[START Input]

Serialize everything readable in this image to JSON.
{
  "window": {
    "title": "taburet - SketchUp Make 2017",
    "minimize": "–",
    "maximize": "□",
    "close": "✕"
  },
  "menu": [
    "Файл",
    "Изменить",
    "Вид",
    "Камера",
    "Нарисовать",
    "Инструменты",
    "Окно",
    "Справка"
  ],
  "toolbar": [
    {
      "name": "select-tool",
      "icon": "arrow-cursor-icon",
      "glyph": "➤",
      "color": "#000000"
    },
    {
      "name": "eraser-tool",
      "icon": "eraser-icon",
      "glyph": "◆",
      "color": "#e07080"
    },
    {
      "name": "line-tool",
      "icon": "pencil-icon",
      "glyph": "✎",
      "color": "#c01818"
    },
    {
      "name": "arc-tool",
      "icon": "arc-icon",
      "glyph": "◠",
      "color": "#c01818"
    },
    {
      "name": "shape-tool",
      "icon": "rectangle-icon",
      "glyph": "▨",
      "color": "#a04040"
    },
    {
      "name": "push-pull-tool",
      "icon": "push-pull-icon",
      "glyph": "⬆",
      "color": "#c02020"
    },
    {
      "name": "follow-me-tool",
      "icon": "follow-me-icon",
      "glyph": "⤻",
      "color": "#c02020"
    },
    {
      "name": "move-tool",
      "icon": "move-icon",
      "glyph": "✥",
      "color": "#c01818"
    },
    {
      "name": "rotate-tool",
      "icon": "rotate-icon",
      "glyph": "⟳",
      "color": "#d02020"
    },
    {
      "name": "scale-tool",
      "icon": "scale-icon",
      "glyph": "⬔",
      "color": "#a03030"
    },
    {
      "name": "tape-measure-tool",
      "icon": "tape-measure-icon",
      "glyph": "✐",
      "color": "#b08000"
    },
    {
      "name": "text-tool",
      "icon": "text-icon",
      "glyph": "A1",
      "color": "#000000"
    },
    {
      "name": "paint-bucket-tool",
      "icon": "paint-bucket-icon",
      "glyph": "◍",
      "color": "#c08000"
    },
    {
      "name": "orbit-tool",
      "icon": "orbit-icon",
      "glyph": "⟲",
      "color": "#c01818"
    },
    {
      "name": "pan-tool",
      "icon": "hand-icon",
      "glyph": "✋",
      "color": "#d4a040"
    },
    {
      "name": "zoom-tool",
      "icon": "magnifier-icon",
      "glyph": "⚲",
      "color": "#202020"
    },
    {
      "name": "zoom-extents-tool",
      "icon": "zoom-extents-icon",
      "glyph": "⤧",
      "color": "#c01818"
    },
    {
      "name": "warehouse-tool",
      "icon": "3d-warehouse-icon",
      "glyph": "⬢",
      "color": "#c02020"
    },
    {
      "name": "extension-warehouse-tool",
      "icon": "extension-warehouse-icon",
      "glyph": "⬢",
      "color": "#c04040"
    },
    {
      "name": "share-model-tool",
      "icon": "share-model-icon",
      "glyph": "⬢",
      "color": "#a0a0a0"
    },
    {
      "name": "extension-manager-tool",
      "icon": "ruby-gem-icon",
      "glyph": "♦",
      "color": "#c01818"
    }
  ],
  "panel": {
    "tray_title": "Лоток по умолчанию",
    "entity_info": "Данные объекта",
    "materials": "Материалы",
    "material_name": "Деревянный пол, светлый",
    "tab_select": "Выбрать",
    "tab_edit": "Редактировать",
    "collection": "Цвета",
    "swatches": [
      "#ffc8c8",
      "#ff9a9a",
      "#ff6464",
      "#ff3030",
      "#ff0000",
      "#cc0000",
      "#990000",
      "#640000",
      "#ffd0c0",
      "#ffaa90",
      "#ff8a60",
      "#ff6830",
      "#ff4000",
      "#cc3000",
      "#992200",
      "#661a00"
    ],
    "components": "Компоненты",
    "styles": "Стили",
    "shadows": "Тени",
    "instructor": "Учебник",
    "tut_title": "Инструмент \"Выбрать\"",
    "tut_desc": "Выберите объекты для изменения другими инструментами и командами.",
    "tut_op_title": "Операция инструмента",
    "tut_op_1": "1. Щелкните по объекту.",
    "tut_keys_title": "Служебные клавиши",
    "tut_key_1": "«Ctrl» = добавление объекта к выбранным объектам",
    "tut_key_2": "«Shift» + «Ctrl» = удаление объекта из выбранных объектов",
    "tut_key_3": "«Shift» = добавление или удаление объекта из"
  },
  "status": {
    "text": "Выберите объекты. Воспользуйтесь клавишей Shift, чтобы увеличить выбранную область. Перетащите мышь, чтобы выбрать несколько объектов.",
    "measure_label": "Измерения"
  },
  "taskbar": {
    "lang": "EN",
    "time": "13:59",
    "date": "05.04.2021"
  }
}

[END Input]

Task to carry out = In the data above, count the lines where the word "follow" appears; reply with the number only.

Written response = 2